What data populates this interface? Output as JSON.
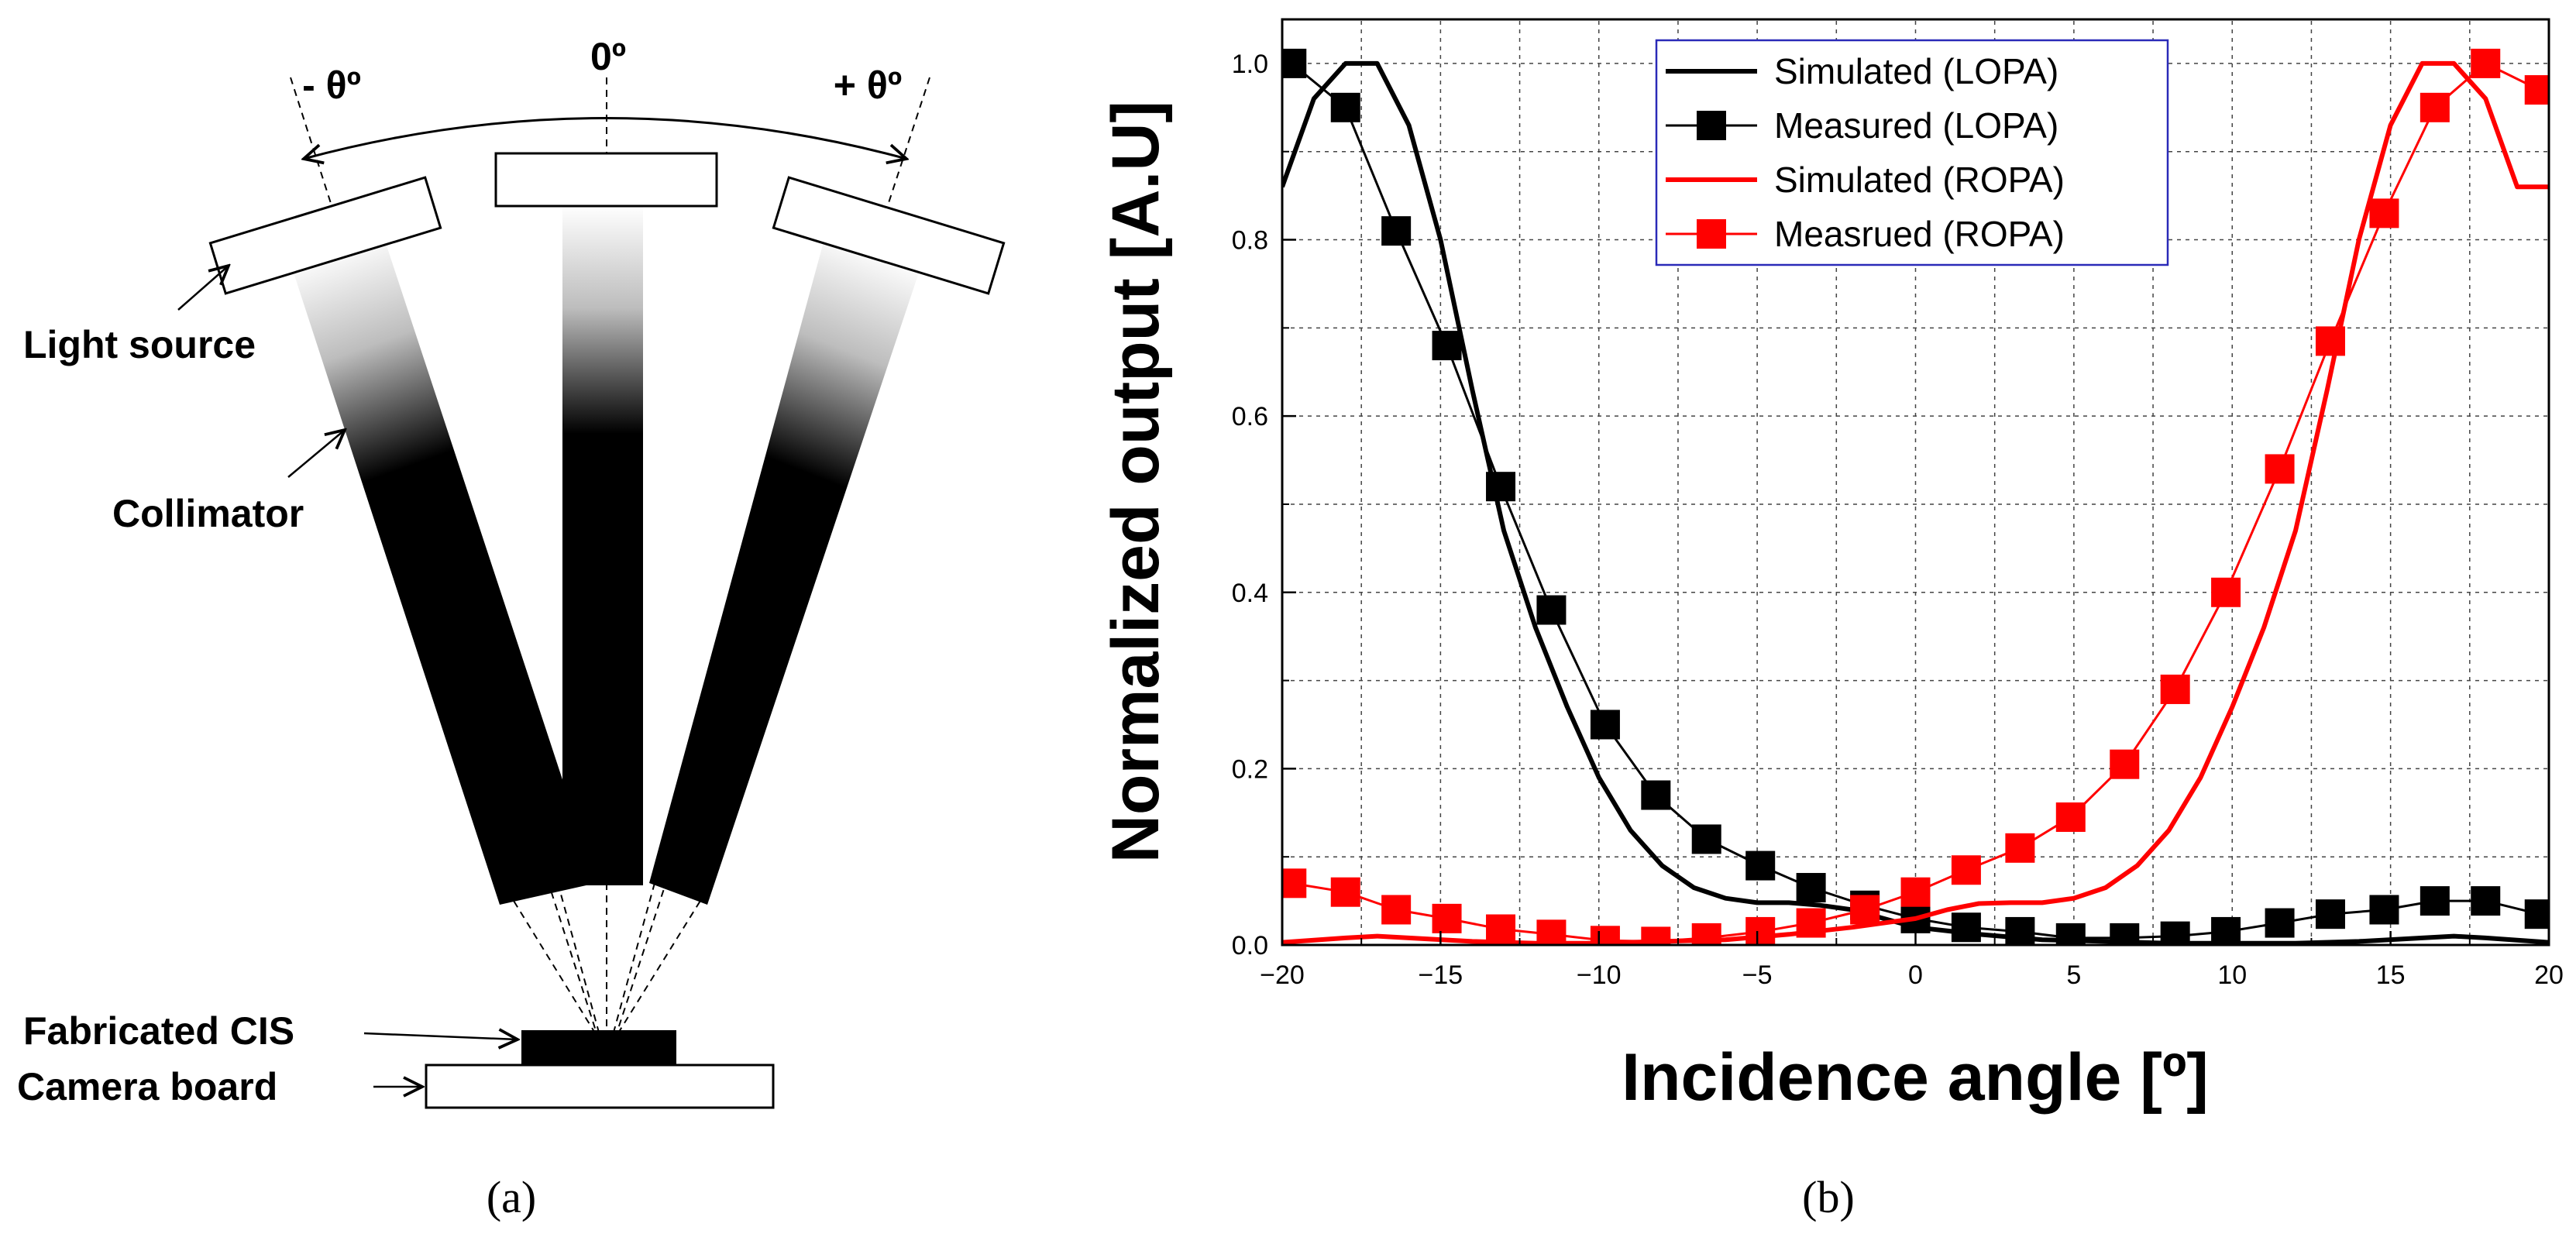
{
  "diagram": {
    "angle_center": "0º",
    "angle_left": "- θº",
    "angle_right": "+ θº",
    "labels": {
      "light_source": "Light source",
      "collimator": "Collimator",
      "fabricated_cis": "Fabricated CIS",
      "camera_board": "Camera board"
    },
    "panel_label": "(a)"
  },
  "chart_panel_label": "(b)",
  "chart_data": {
    "type": "line",
    "xlabel": "Incidence angle [º]",
    "ylabel": "Normalized output [A.U]",
    "xlim": [
      -20,
      20
    ],
    "ylim": [
      0,
      1.05
    ],
    "xticks": [
      -20,
      -15,
      -10,
      -5,
      0,
      5,
      10,
      15,
      20
    ],
    "xtick_labels": [
      "−20",
      "−15",
      "−10",
      "−5",
      "0",
      "5",
      "10",
      "15",
      "20"
    ],
    "yticks": [
      0.0,
      0.2,
      0.4,
      0.6,
      0.8,
      1.0
    ],
    "ytick_labels": [
      "0.0",
      "0.2",
      "0.4",
      "0.6",
      "0.8",
      "1.0"
    ],
    "grid": true,
    "legend_position": "top-center",
    "series": [
      {
        "name": "Simulated (LOPA)",
        "style": "line",
        "color": "#000000",
        "x": [
          -20,
          -19,
          -18,
          -17,
          -16,
          -15,
          -14,
          -13,
          -12,
          -11,
          -10,
          -9,
          -8,
          -7,
          -6,
          -5,
          -4,
          -3,
          -2,
          -1,
          0,
          2,
          4,
          6,
          8,
          10,
          12,
          14,
          16,
          17,
          18,
          20
        ],
        "y": [
          0.86,
          0.96,
          1.0,
          1.0,
          0.93,
          0.8,
          0.63,
          0.47,
          0.36,
          0.27,
          0.19,
          0.13,
          0.09,
          0.065,
          0.053,
          0.048,
          0.048,
          0.045,
          0.04,
          0.03,
          0.02,
          0.012,
          0.006,
          0.004,
          0.002,
          0.002,
          0.002,
          0.004,
          0.008,
          0.01,
          0.008,
          0.003
        ]
      },
      {
        "name": "Measured (LOPA)",
        "style": "line+square",
        "color": "#000000",
        "x": [
          -19.7,
          -18,
          -16.4,
          -14.8,
          -13.1,
          -11.5,
          -9.8,
          -8.2,
          -6.6,
          -4.9,
          -3.3,
          -1.6,
          0,
          1.6,
          3.3,
          4.9,
          6.6,
          8.2,
          9.8,
          11.5,
          13.1,
          14.8,
          16.4,
          18,
          19.7
        ],
        "y": [
          1.0,
          0.95,
          0.81,
          0.68,
          0.52,
          0.38,
          0.25,
          0.17,
          0.12,
          0.09,
          0.065,
          0.045,
          0.03,
          0.02,
          0.015,
          0.008,
          0.008,
          0.01,
          0.015,
          0.025,
          0.035,
          0.04,
          0.05,
          0.05,
          0.035
        ]
      },
      {
        "name": "Simulated (ROPA)",
        "style": "line",
        "color": "#ff0000",
        "x": [
          -20,
          -18,
          -17,
          -16,
          -14,
          -12,
          -10,
          -8,
          -6,
          -4,
          -2,
          0,
          1,
          2,
          3,
          4,
          5,
          6,
          7,
          8,
          9,
          10,
          11,
          12,
          13,
          14,
          15,
          16,
          17,
          18,
          19,
          20
        ],
        "y": [
          0.003,
          0.008,
          0.01,
          0.008,
          0.004,
          0.002,
          0.002,
          0.004,
          0.006,
          0.012,
          0.02,
          0.03,
          0.04,
          0.047,
          0.048,
          0.048,
          0.053,
          0.065,
          0.09,
          0.13,
          0.19,
          0.27,
          0.36,
          0.47,
          0.63,
          0.8,
          0.93,
          1.0,
          1.0,
          0.96,
          0.86,
          0.86
        ]
      },
      {
        "name": "Measrued (ROPA)",
        "style": "line+square",
        "color": "#ff0000",
        "x": [
          -19.7,
          -18,
          -16.4,
          -14.8,
          -13.1,
          -11.5,
          -9.8,
          -8.2,
          -6.6,
          -4.9,
          -3.3,
          -1.6,
          0,
          1.6,
          3.3,
          4.9,
          6.6,
          8.2,
          9.8,
          11.5,
          13.1,
          14.8,
          16.4,
          18,
          19.7
        ],
        "y": [
          0.07,
          0.06,
          0.04,
          0.03,
          0.018,
          0.012,
          0.005,
          0.004,
          0.008,
          0.015,
          0.025,
          0.04,
          0.06,
          0.085,
          0.11,
          0.145,
          0.205,
          0.29,
          0.4,
          0.54,
          0.685,
          0.83,
          0.95,
          1.0,
          0.97
        ]
      }
    ]
  }
}
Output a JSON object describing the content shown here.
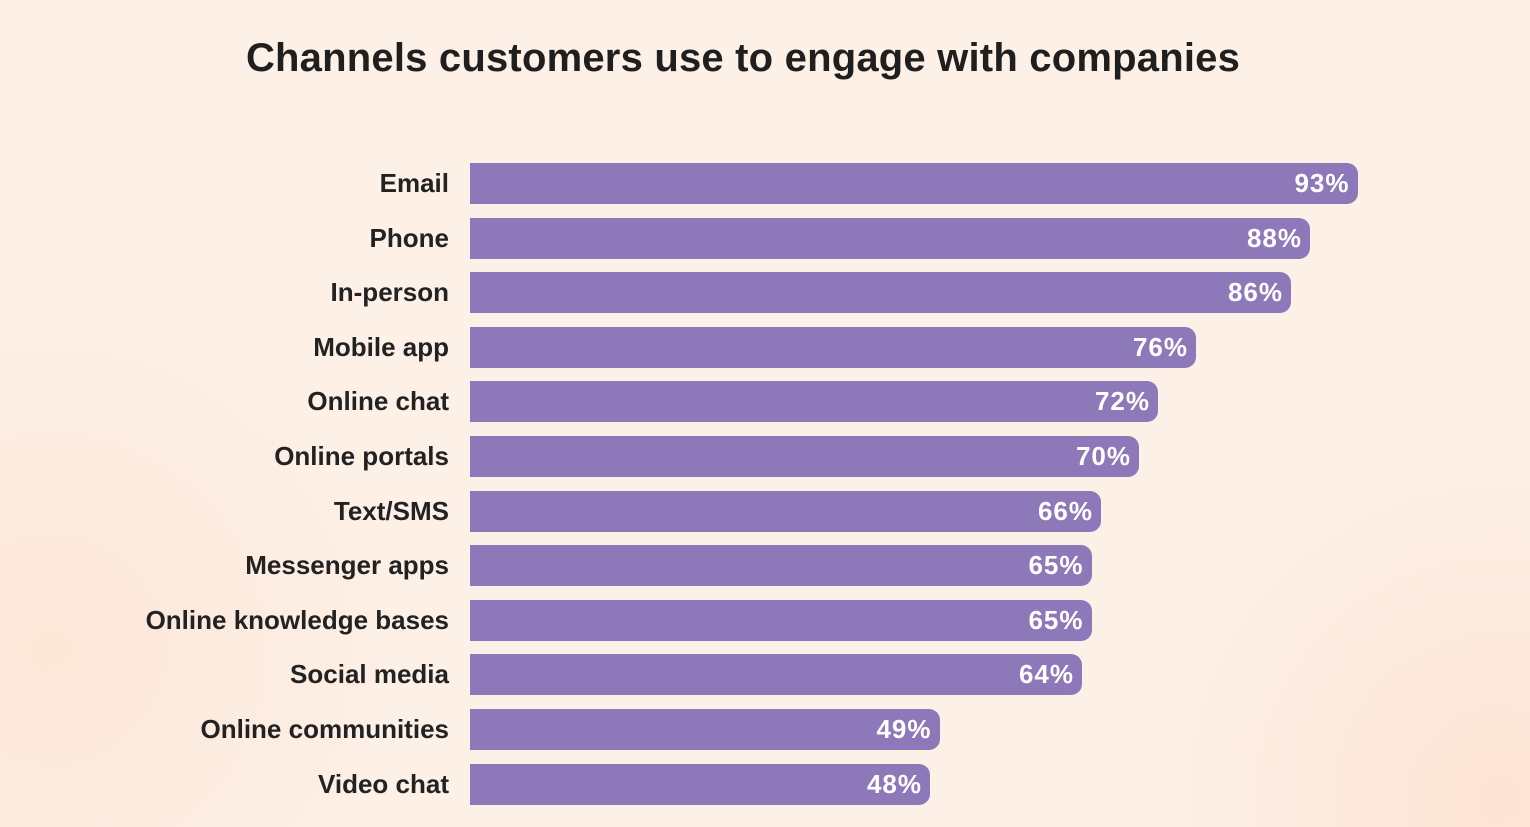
{
  "chart_data": {
    "type": "bar",
    "orientation": "horizontal",
    "title": "Channels customers use to engage with companies",
    "categories": [
      "Email",
      "Phone",
      "In-person",
      "Mobile app",
      "Online chat",
      "Online portals",
      "Text/SMS",
      "Messenger apps",
      "Online knowledge bases",
      "Social media",
      "Online communities",
      "Video chat"
    ],
    "values": [
      93,
      88,
      86,
      76,
      72,
      70,
      66,
      65,
      65,
      64,
      49,
      48
    ],
    "value_labels": [
      "93%",
      "88%",
      "86%",
      "76%",
      "72%",
      "70%",
      "66%",
      "65%",
      "65%",
      "64%",
      "49%",
      "48%"
    ],
    "xlim": [
      0,
      100
    ],
    "grid": false,
    "bar_color": "#8d78ba",
    "background_color": "#fdf0e6"
  }
}
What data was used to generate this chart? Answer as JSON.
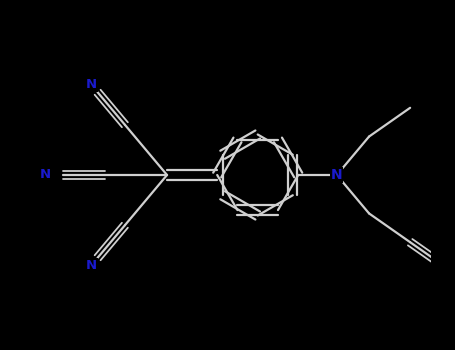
{
  "background": "#000000",
  "bond_color": "#d0d0d0",
  "label_color": "#1a1acc",
  "lw": 1.6,
  "figsize": [
    4.55,
    3.5
  ],
  "dpi": 100,
  "xlim": [
    -1,
    10
  ],
  "ylim": [
    -1,
    8
  ]
}
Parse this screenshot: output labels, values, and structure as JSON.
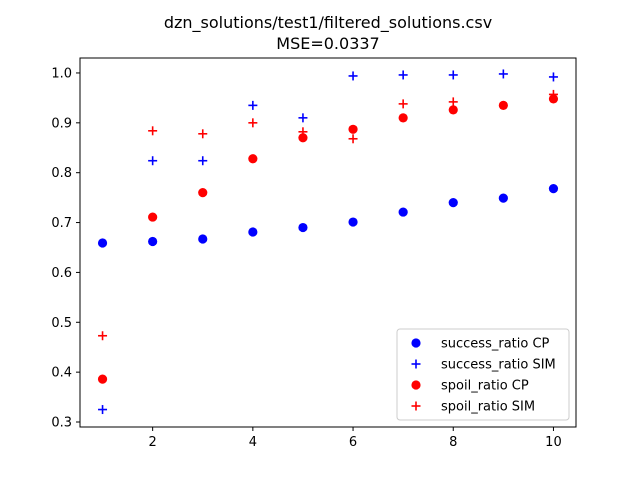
{
  "chart_data": {
    "type": "scatter",
    "title": "dzn_solutions/test1/filtered_solutions.csv",
    "subtitle": "MSE=0.0337",
    "xlabel": "",
    "ylabel": "",
    "xlim": [
      0.55,
      10.45
    ],
    "ylim": [
      0.29,
      1.03
    ],
    "x_ticks": [
      2,
      4,
      6,
      8,
      10
    ],
    "y_ticks": [
      0.3,
      0.4,
      0.5,
      0.6,
      0.7,
      0.8,
      0.9,
      1.0
    ],
    "x_tick_labels": [
      "2",
      "4",
      "6",
      "8",
      "10"
    ],
    "y_tick_labels": [
      "0.3",
      "0.4",
      "0.5",
      "0.6",
      "0.7",
      "0.8",
      "0.9",
      "1.0"
    ],
    "grid": false,
    "legend_position": "lower-right",
    "x": [
      1,
      2,
      3,
      4,
      5,
      6,
      7,
      8,
      9,
      10
    ],
    "series": [
      {
        "name": "success_ratio CP",
        "marker": "circle",
        "color": "#0000ff",
        "x": [
          1,
          2,
          3,
          4,
          5,
          6,
          7,
          8,
          9,
          10
        ],
        "values": [
          0.659,
          0.662,
          0.667,
          0.681,
          0.69,
          0.701,
          0.721,
          0.74,
          0.749,
          0.768
        ]
      },
      {
        "name": "success_ratio SIM",
        "marker": "plus",
        "color": "#0000ff",
        "x": [
          1,
          2,
          3,
          4,
          5,
          6,
          7,
          8,
          9,
          10
        ],
        "values": [
          0.325,
          0.824,
          0.824,
          0.935,
          0.91,
          0.994,
          0.996,
          0.996,
          0.998,
          0.992
        ]
      },
      {
        "name": "spoil_ratio CP",
        "marker": "circle",
        "color": "#ff0000",
        "x": [
          1,
          2,
          3,
          4,
          5,
          6,
          7,
          8,
          9,
          10
        ],
        "values": [
          0.386,
          0.711,
          0.76,
          0.828,
          0.87,
          0.887,
          0.91,
          0.926,
          0.935,
          0.948
        ]
      },
      {
        "name": "spoil_ratio SIM",
        "marker": "plus",
        "color": "#ff0000",
        "x": [
          1,
          2,
          3,
          4,
          5,
          6,
          7,
          8,
          9,
          10
        ],
        "values": [
          0.473,
          0.884,
          0.878,
          0.9,
          0.882,
          0.868,
          0.938,
          0.942,
          null,
          0.957
        ]
      }
    ]
  }
}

• _GIVEN REQUEST_: Count every line in the data where the string "Simulated" occurs. Give nothing except the number.

• _FULL SOLUTION_: 2